> [Exercise prompt] An exact copy of every record below is required, with the pictures left out.

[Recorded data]
'''

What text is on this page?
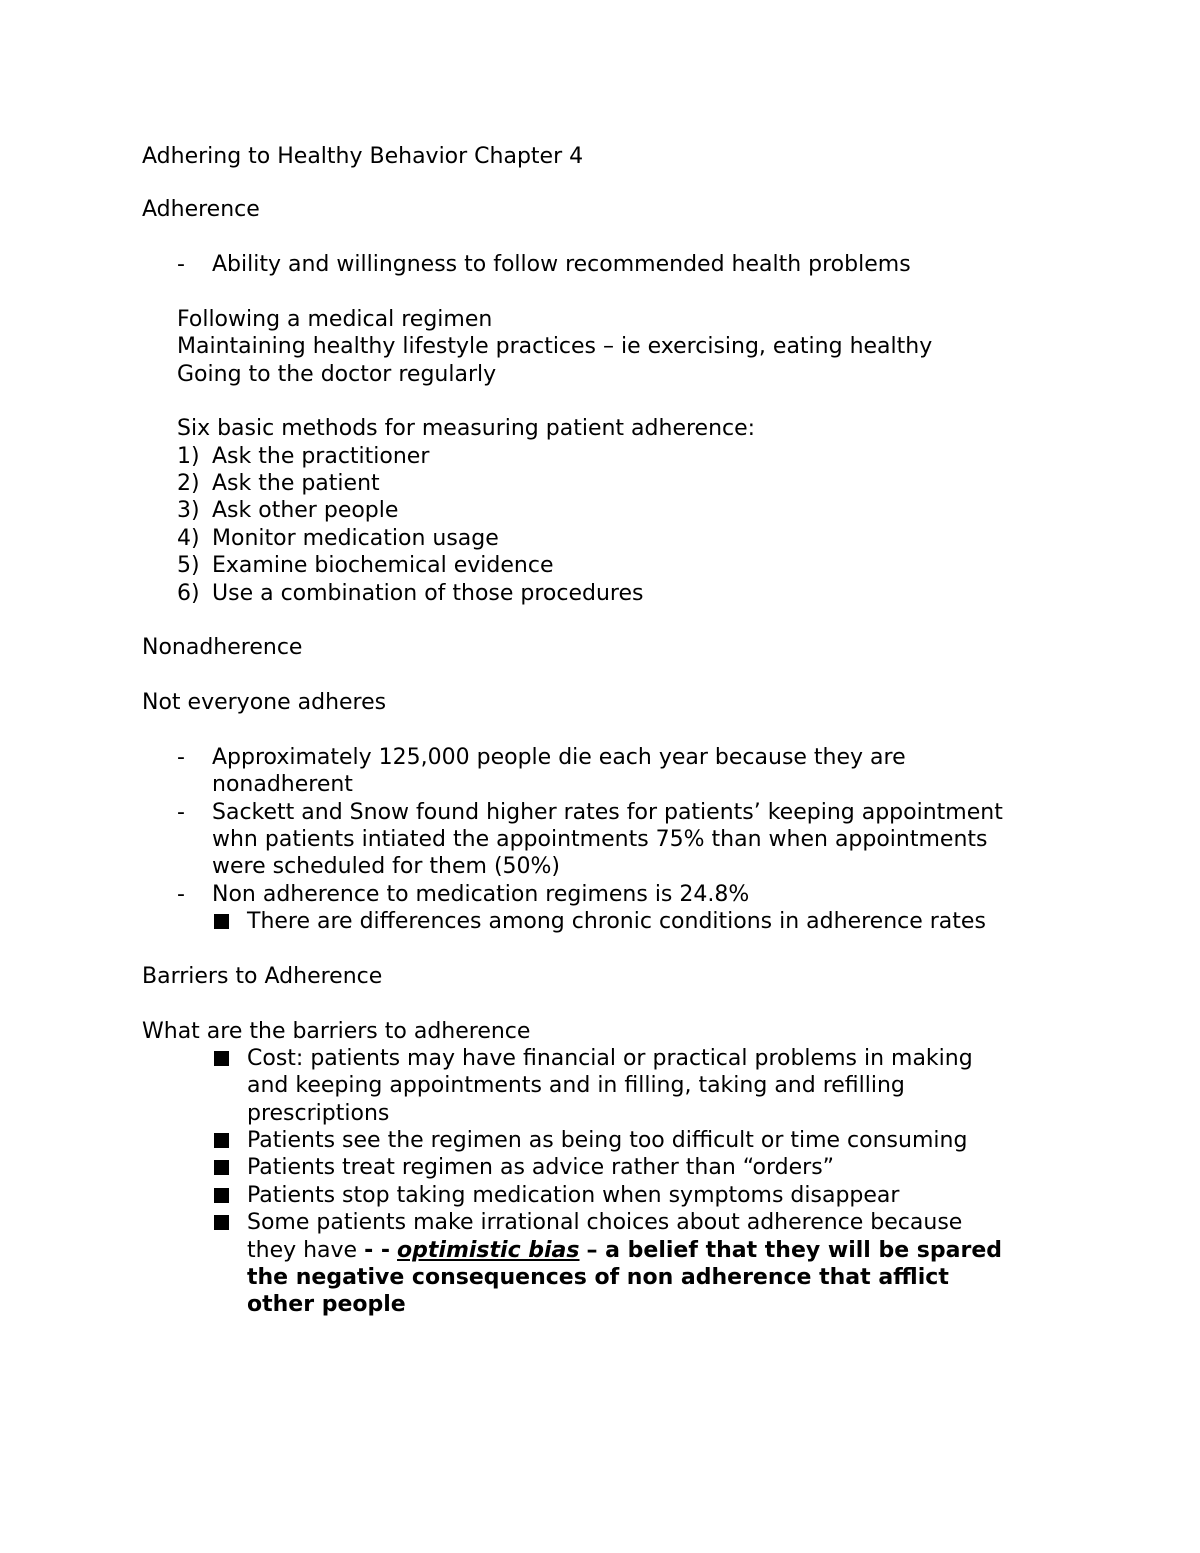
Adhering to Healthy Behavior Chapter 4
Adherence
- Ability and willingness to follow recommended health problems
Following a medical regimen
Maintaining healthy lifestyle practices – ie exercising, eating healthy
Going to the doctor regularly
Six basic methods for measuring patient adherence:
1) Ask the practitioner
2) Ask the patient
3) Ask other people
4) Monitor medication usage
5) Examine biochemical evidence
6) Use a combination of those procedures
Nonadherence
Not everyone adheres
- Approximately 125,000 people die each year because they are
nonadherent
- Sackett and Snow found higher rates for patients’ keeping appointment
whn patients intiated the appointments 75% than when appointments
were scheduled for them (50%)
- Non adherence to medication regimens is 24.8%
There are differences among chronic conditions in adherence rates
Barriers to Adherence
What are the barriers to adherence
Cost: patients may have financial or practical problems in making
and keeping appointments and in filling, taking and refilling
prescriptions
Patients see the regimen as being too difficult or time consuming
Patients treat regimen as advice rather than “orders”
Patients stop taking medication when symptoms disappear
Some patients make irrational choices about adherence because
they have - - optimistic bias – a belief that they will be spared
the negative consequences of non adherence that afflict
other people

'''

> [Answer section]
What text is on this page?
Adhering to Healthy Behavior Chapter 4
Adherence
- Ability and willingness to follow recommended health problems
Following a medical regimen
Maintaining healthy lifestyle practices – ie exercising, eating healthy
Going to the doctor regularly
Six basic methods for measuring patient adherence:
1) Ask the practitioner
2) Ask the patient
3) Ask other people
4) Monitor medication usage
5) Examine biochemical evidence
6) Use a combination of those procedures
Nonadherence
Not everyone adheres
- Approximately 125,000 people die each year because they are
nonadherent
- Sackett and Snow found higher rates for patients’ keeping appointment
whn patients intiated the appointments 75% than when appointments
were scheduled for them (50%)
- Non adherence to medication regimens is 24.8%
There are differences among chronic conditions in adherence rates
Barriers to Adherence
What are the barriers to adherence
Cost: patients may have financial or practical problems in making
and keeping appointments and in filling, taking and refilling
prescriptions
Patients see the regimen as being too difficult or time consuming
Patients treat regimen as advice rather than “orders”
Patients stop taking medication when symptoms disappear
Some patients make irrational choices about adherence because
they have - - optimistic bias – a belief that they will be spared
the negative consequences of non adherence that afflict
other people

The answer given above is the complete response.